Exercise requirements: Show each line of the data below that has the string "Torque" in it.

Data section:
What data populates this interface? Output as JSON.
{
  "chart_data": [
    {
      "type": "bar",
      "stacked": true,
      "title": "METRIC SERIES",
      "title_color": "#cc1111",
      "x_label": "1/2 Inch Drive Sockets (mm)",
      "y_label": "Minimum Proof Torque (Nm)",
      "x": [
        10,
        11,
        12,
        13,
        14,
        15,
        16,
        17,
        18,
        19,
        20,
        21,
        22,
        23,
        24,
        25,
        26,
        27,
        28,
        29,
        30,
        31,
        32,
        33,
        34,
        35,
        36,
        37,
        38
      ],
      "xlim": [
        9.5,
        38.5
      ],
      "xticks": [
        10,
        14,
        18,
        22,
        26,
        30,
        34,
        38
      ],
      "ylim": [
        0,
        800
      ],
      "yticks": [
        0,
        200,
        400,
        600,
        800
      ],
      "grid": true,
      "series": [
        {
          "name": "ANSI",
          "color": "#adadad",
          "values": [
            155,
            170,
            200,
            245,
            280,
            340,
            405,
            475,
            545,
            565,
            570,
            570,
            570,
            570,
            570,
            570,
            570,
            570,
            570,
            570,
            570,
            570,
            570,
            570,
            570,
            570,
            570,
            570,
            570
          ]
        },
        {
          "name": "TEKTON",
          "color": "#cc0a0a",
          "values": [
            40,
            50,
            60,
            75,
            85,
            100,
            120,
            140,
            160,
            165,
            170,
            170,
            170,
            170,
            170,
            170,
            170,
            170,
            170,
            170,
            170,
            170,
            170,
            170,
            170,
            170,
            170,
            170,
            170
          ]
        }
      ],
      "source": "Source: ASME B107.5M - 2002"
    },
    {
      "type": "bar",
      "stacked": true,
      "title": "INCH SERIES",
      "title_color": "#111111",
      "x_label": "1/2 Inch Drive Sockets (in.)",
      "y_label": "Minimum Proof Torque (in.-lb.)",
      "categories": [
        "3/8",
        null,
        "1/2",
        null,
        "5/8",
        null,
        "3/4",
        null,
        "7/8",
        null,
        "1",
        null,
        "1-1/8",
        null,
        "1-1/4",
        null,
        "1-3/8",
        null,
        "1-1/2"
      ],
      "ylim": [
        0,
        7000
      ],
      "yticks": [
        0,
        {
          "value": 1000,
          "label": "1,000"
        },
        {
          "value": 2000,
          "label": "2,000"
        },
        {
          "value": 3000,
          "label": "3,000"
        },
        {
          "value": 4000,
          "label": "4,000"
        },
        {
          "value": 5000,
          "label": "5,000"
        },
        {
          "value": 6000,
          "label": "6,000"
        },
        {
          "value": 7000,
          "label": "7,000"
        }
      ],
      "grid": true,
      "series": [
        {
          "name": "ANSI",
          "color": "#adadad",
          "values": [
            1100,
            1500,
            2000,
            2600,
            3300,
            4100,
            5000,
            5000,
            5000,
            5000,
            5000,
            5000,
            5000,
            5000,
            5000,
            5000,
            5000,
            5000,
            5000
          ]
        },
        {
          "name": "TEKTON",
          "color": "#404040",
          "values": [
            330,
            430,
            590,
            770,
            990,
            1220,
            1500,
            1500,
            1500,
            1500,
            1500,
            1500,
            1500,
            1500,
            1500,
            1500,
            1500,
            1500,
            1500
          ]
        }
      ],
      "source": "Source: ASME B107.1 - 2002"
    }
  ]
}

Result for this task:
      "y_label": "Minimum Proof Torque (Nm)",
      "y_label": "Minimum Proof Torque (in.-lb.)",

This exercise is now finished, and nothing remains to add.